Reproduce the listing below exactly. Pictures do not belong in the copy.

***** SUPPLIED DATA *****

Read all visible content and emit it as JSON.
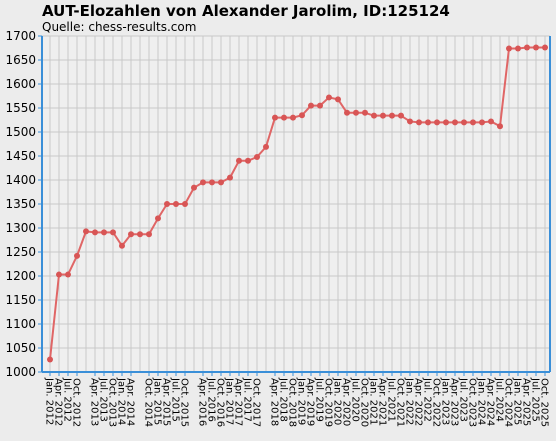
{
  "chart_data": {
    "type": "line",
    "title": "AUT-Elozahlen von Alexander Jarolim, ID:125124",
    "subtitle": "Quelle: chess-results.com",
    "xlabel": "",
    "ylabel": "",
    "ylim": [
      1000,
      1700
    ],
    "yticks": [
      1000,
      1050,
      1100,
      1150,
      1200,
      1250,
      1300,
      1350,
      1400,
      1450,
      1500,
      1550,
      1600,
      1650,
      1700
    ],
    "grid": true,
    "legend": "none",
    "colors": {
      "line": "#e06666",
      "marker": "#d85555",
      "grid": "#c8c8c8",
      "axis": "#3a8fd8",
      "plot_bg": "#efefef"
    },
    "categories": [
      "Jan. 2012",
      "Apr. 2012",
      "Jul. 2012",
      "Oct. 2012",
      "Jan. 2013",
      "Apr. 2013",
      "Jul. 2013",
      "Oct. 2013",
      "Jan. 2014",
      "Apr. 2014",
      "Jul. 2014",
      "Oct. 2014",
      "Jan. 2015",
      "Apr. 2015",
      "Jul. 2015",
      "Oct. 2015",
      "Jan. 2016",
      "Apr. 2016",
      "Jul. 2016",
      "Oct. 2016",
      "Jan. 2017",
      "Apr. 2017",
      "Jul. 2017",
      "Oct. 2017",
      "Jan. 2018",
      "Apr. 2018",
      "Jul. 2018",
      "Oct. 2018",
      "Jan. 2019",
      "Apr. 2019",
      "Jul. 2019",
      "Oct. 2019",
      "Jan. 2020",
      "Apr. 2020",
      "Jul. 2020",
      "Oct. 2020",
      "Jan. 2021",
      "Apr. 2021",
      "Jul. 2021",
      "Oct. 2021",
      "Jan. 2022",
      "Apr. 2022",
      "Jul. 2022",
      "Oct. 2022",
      "Jan. 2023",
      "Apr. 2023",
      "Jul. 2023",
      "Oct. 2023",
      "Jan. 2024",
      "Apr. 2024",
      "Jul. 2024",
      "Oct. 2024",
      "Jan. 2025",
      "Apr. 2025",
      "Jul. 2025",
      "Oct. 2025"
    ],
    "x_tick_labels": [
      "Jan. 2012",
      "Apr. 2012",
      "Jul. 2012",
      "Oct. 2012",
      "Apr. 2013",
      "Jul. 2013",
      "Oct. 2013",
      "Jan. 2014",
      "Apr. 2014",
      "Oct. 2014",
      "Jan. 2015",
      "Apr. 2015",
      "Jul. 2015",
      "Oct. 2015",
      "Apr. 2016",
      "Jul. 2016",
      "Oct. 2016",
      "Jan. 2017",
      "Apr. 2017",
      "Jul. 2017",
      "Oct. 2017",
      "Apr. 2018",
      "Jul. 2018",
      "Oct. 2018",
      "Jan. 2019",
      "Apr. 2019",
      "Jul. 2019",
      "Oct. 2019",
      "Jan. 2020",
      "Apr. 2020",
      "Jul. 2020",
      "Oct. 2020",
      "Jan. 2021",
      "Apr. 2021",
      "Jul. 2021",
      "Oct. 2021",
      "Jan. 2022",
      "Apr. 2022",
      "Jul. 2022",
      "Oct. 2022",
      "Jan. 2023",
      "Apr. 2023",
      "Jul. 2023",
      "Oct. 2023",
      "Jan. 2024",
      "Apr. 2024",
      "Jul. 2024",
      "Oct. 2024",
      "Jan. 2025",
      "Apr. 2025",
      "Jul. 2025",
      "Oct. 2025"
    ],
    "series": [
      {
        "values": [
          1026,
          1203,
          1203,
          1242,
          1293,
          1291,
          1291,
          1291,
          1263,
          1287,
          1287,
          1287,
          1320,
          1350,
          1350,
          1350,
          1384,
          1395,
          1395,
          1395,
          1405,
          1440,
          1440,
          1448,
          1469,
          1530,
          1530,
          1530,
          1535,
          1555,
          1555,
          1572,
          1568,
          1540,
          1540,
          1540,
          1534,
          1534,
          1534,
          1534,
          1522,
          1520,
          1520,
          1520,
          1520,
          1520,
          1520,
          1520,
          1520,
          1522,
          1512,
          1674,
          1674,
          1676,
          1676,
          1676
        ]
      }
    ]
  }
}
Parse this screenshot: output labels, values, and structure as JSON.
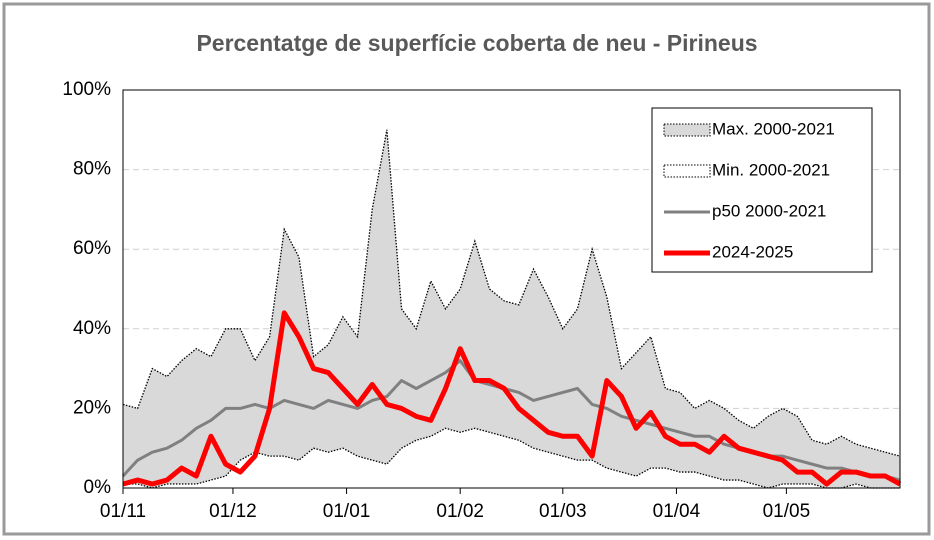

*****

**ANSWER TO THIS EXERCISE**
Read all visible content and emit it as JSON.
{
  "chart_data": {
    "type": "line",
    "title": "AUT-Elozahlen von Alexander Jarolim, ID:125124",
    "subtitle": "Quelle: chess-results.com",
    "xlabel": "",
    "ylabel": "",
    "ylim": [
      1000,
      1700
    ],
    "yticks": [
      1000,
      1050,
      1100,
      1150,
      1200,
      1250,
      1300,
      1350,
      1400,
      1450,
      1500,
      1550,
      1600,
      1650,
      1700
    ],
    "grid": true,
    "legend": "none",
    "colors": {
      "line": "#e06666",
      "marker": "#d85555",
      "grid": "#c8c8c8",
      "axis": "#3a8fd8",
      "plot_bg": "#efefef"
    },
    "categories": [
      "Jan. 2012",
      "Apr. 2012",
      "Jul. 2012",
      "Oct. 2012",
      "Jan. 2013",
      "Apr. 2013",
      "Jul. 2013",
      "Oct. 2013",
      "Jan. 2014",
      "Apr. 2014",
      "Jul. 2014",
      "Oct. 2014",
      "Jan. 2015",
      "Apr. 2015",
      "Jul. 2015",
      "Oct. 2015",
      "Jan. 2016",
      "Apr. 2016",
      "Jul. 2016",
      "Oct. 2016",
      "Jan. 2017",
      "Apr. 2017",
      "Jul. 2017",
      "Oct. 2017",
      "Jan. 2018",
      "Apr. 2018",
      "Jul. 2018",
      "Oct. 2018",
      "Jan. 2019",
      "Apr. 2019",
      "Jul. 2019",
      "Oct. 2019",
      "Jan. 2020",
      "Apr. 2020",
      "Jul. 2020",
      "Oct. 2020",
      "Jan. 2021",
      "Apr. 2021",
      "Jul. 2021",
      "Oct. 2021",
      "Jan. 2022",
      "Apr. 2022",
      "Jul. 2022",
      "Oct. 2022",
      "Jan. 2023",
      "Apr. 2023",
      "Jul. 2023",
      "Oct. 2023",
      "Jan. 2024",
      "Apr. 2024",
      "Jul. 2024",
      "Oct. 2024",
      "Jan. 2025",
      "Apr. 2025",
      "Jul. 2025",
      "Oct. 2025"
    ],
    "x_tick_labels": [
      "Jan. 2012",
      "Apr. 2012",
      "Jul. 2012",
      "Oct. 2012",
      "Apr. 2013",
      "Jul. 2013",
      "Oct. 2013",
      "Jan. 2014",
      "Apr. 2014",
      "Oct. 2014",
      "Jan. 2015",
      "Apr. 2015",
      "Jul. 2015",
      "Oct. 2015",
      "Apr. 2016",
      "Jul. 2016",
      "Oct. 2016",
      "Jan. 2017",
      "Apr. 2017",
      "Jul. 2017",
      "Oct. 2017",
      "Apr. 2018",
      "Jul. 2018",
      "Oct. 2018",
      "Jan. 2019",
      "Apr. 2019",
      "Jul. 2019",
      "Oct. 2019",
      "Jan. 2020",
      "Apr. 2020",
      "Jul. 2020",
      "Oct. 2020",
      "Jan. 2021",
      "Apr. 2021",
      "Jul. 2021",
      "Oct. 2021",
      "Jan. 2022",
      "Apr. 2022",
      "Jul. 2022",
      "Oct. 2022",
      "Jan. 2023",
      "Apr. 2023",
      "Jul. 2023",
      "Oct. 2023",
      "Jan. 2024",
      "Apr. 2024",
      "Jul. 2024",
      "Oct. 2024",
      "Jan. 2025",
      "Apr. 2025",
      "Jul. 2025",
      "Oct. 2025"
    ],
    "series": [
      {
        "values": [
          1026,
          1203,
          1203,
          1242,
          1293,
          1291,
          1291,
          1291,
          1263,
          1287,
          1287,
          1287,
          1320,
          1350,
          1350,
          1350,
          1384,
          1395,
          1395,
          1395,
          1405,
          1440,
          1440,
          1448,
          1469,
          1530,
          1530,
          1530,
          1535,
          1555,
          1555,
          1572,
          1568,
          1540,
          1540,
          1540,
          1534,
          1534,
          1534,
          1534,
          1522,
          1520,
          1520,
          1520,
          1520,
          1520,
          1520,
          1520,
          1520,
          1522,
          1512,
          1674,
          1674,
          1676,
          1676,
          1676
        ]
      }
    ]
  }
}
Parse this screenshot: output labels, values, and structure as JSON.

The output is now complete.